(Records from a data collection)
──────

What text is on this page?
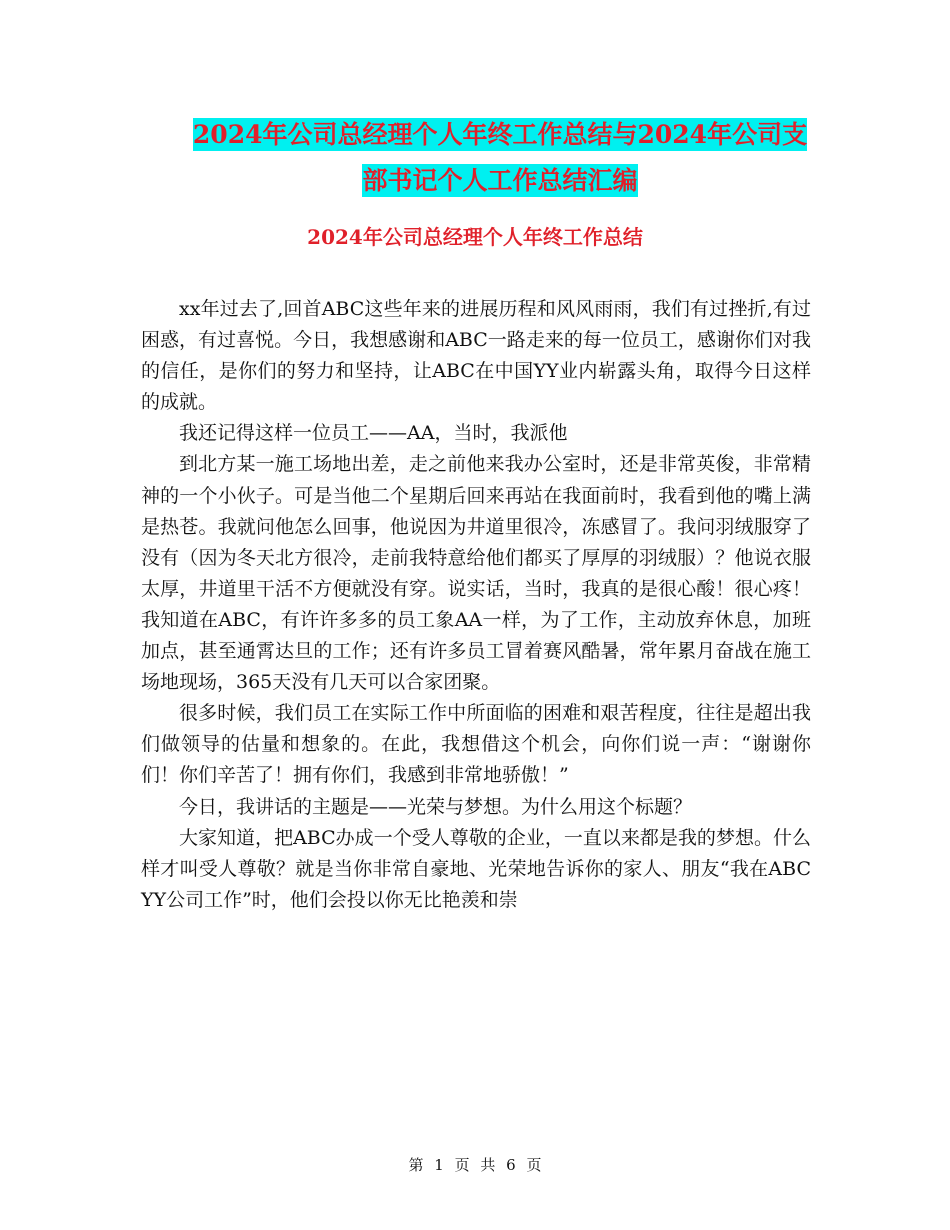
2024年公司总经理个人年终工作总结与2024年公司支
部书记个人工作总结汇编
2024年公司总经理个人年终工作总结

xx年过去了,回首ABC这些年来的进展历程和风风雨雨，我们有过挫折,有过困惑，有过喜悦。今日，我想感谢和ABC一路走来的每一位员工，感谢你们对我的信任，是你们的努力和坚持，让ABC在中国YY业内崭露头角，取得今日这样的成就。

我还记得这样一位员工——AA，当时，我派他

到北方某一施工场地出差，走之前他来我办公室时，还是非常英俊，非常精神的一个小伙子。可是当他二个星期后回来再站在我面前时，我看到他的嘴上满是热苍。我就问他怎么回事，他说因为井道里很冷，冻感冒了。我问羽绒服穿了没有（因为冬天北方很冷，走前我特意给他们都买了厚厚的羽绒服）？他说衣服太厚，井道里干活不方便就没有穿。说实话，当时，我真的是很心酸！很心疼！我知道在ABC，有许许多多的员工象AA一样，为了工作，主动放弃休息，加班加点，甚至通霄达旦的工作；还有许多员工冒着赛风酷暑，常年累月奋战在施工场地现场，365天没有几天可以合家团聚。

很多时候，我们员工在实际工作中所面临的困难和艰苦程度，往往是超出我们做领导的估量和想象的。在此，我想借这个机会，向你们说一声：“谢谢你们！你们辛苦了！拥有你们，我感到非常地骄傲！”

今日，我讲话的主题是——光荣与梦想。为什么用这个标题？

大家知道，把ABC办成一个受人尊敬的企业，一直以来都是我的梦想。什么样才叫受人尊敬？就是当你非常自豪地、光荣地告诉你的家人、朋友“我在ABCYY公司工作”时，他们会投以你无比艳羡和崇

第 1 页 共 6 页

──────

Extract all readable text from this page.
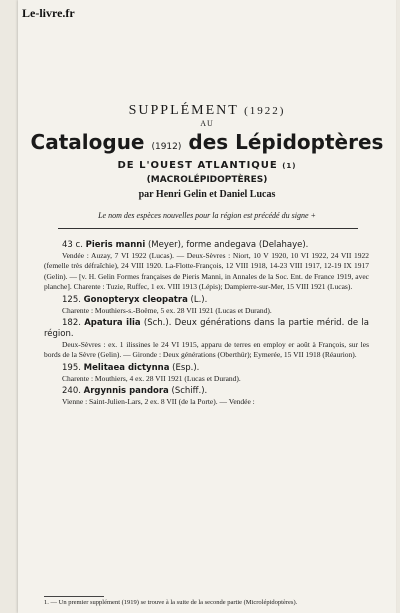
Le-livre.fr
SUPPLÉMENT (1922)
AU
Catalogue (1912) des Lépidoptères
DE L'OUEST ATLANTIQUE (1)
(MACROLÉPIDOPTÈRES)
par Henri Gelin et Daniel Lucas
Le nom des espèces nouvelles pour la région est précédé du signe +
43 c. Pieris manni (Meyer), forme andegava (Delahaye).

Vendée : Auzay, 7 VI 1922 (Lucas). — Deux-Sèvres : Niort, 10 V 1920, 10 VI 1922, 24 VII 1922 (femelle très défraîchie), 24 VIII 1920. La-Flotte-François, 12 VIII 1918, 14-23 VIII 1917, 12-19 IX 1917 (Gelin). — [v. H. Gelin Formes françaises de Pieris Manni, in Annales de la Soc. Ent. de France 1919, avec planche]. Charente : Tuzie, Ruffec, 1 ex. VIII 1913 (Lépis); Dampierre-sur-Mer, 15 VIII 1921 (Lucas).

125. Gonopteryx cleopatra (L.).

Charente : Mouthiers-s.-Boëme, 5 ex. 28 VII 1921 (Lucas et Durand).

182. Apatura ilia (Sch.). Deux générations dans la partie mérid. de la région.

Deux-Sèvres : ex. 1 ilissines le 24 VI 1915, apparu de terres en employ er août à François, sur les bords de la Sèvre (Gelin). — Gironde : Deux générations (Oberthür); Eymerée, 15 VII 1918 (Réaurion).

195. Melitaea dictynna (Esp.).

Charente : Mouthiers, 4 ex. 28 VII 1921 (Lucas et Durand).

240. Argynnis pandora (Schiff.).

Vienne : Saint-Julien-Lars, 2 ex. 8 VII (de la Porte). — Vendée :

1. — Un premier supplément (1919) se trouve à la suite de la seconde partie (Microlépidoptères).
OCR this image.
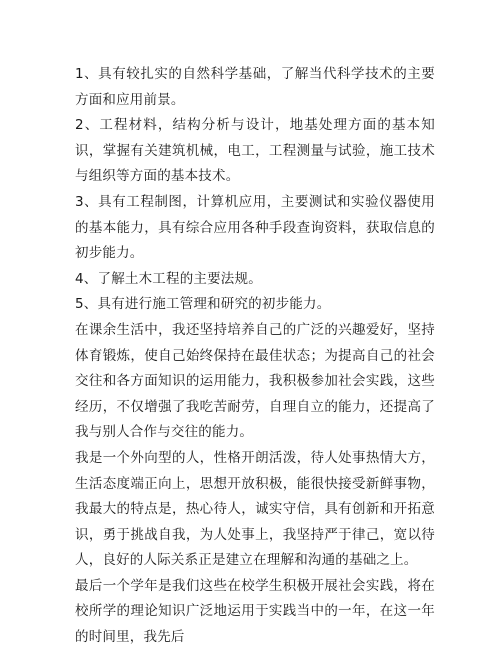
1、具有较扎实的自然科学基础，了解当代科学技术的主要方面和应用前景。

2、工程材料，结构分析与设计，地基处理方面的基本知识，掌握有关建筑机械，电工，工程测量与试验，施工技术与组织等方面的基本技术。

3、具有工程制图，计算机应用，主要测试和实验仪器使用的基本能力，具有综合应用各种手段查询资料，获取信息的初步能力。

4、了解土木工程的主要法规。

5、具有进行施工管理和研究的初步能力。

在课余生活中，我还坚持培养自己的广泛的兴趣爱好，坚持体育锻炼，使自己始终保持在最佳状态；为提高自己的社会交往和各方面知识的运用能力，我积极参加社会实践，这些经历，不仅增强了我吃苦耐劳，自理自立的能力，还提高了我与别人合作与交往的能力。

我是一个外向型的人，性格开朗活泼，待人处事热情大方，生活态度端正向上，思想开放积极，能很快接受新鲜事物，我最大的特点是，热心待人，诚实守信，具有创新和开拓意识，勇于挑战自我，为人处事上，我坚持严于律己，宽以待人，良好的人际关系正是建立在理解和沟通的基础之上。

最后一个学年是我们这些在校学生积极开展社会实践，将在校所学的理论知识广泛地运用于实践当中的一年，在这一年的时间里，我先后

──────

### [PROBLEM DESCRIPTION]
Which lines hold the word "générations"? Copy all of them.

### [FINAL RESULT]
182. Apatura ilia (Sch.). Deux générations dans la partie mérid. de la région.
Deux-Sèvres : ex. 1 ilissines le 24 VI 1915, apparu de terres en employ er août à François, sur les bords de la Sèvre (Gelin). — Gironde : Deux générations (Oberthür); Eymerée, 15 VII 1918 (Réaurion).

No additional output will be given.